BRIEF: In the data below, find every line that has the string "Deep", and copy it.
--- Start of INFORMATION SHOWN ---
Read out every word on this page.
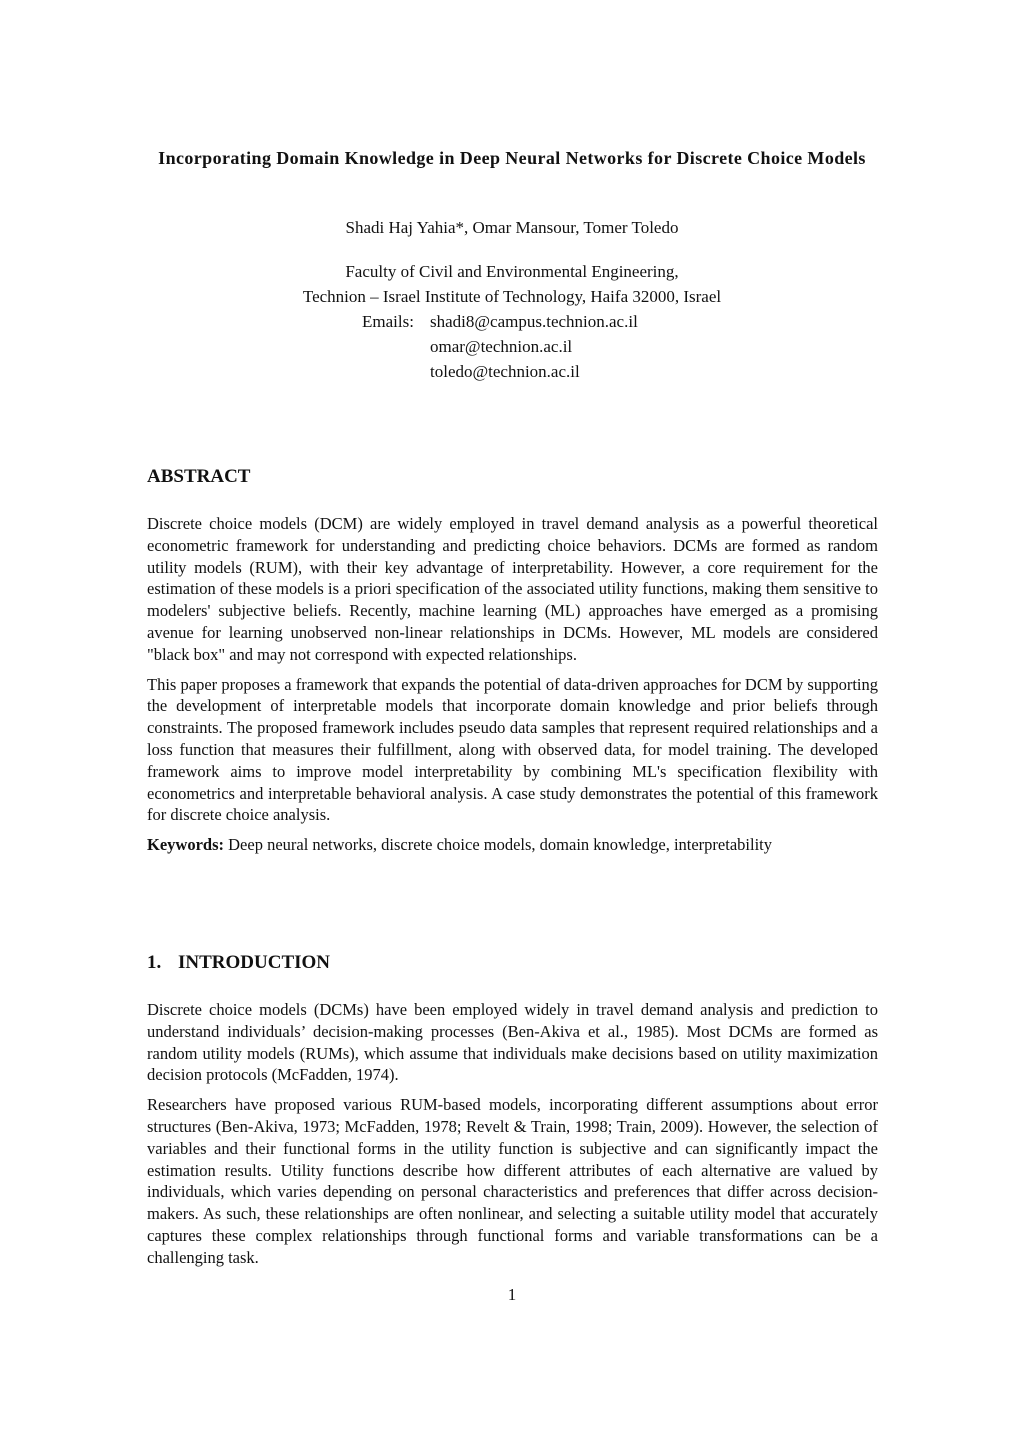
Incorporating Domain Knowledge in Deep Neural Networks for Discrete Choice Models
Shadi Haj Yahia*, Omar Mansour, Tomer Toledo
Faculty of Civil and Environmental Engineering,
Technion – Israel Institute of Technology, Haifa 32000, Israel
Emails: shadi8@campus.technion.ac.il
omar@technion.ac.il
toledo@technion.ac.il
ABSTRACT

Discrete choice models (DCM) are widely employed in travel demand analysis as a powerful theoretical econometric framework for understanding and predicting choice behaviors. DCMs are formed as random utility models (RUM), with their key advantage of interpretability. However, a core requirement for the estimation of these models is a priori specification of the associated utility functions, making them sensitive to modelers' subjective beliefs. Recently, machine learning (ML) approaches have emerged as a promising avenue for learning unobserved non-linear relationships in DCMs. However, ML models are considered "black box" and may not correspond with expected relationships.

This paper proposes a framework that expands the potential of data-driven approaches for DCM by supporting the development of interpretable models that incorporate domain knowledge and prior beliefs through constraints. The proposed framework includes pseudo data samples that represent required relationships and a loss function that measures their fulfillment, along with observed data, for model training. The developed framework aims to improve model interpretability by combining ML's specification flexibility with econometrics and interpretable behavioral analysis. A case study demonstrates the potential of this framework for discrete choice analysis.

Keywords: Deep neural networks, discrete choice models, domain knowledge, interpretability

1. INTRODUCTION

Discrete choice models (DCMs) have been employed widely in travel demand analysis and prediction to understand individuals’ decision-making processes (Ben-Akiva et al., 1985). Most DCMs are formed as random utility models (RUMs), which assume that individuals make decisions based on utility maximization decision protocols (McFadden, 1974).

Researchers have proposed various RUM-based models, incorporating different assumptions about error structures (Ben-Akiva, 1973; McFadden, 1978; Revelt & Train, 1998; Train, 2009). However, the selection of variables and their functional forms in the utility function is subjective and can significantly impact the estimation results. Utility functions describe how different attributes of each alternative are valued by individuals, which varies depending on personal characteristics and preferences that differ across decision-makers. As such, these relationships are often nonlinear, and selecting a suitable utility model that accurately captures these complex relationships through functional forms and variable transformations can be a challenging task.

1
--- End of INFORMATION SHOWN ---
TASK SOLUTION:
Incorporating Domain Knowledge in Deep Neural Networks for Discrete Choice Models
Keywords: Deep neural networks, discrete choice models, domain knowledge, interpretability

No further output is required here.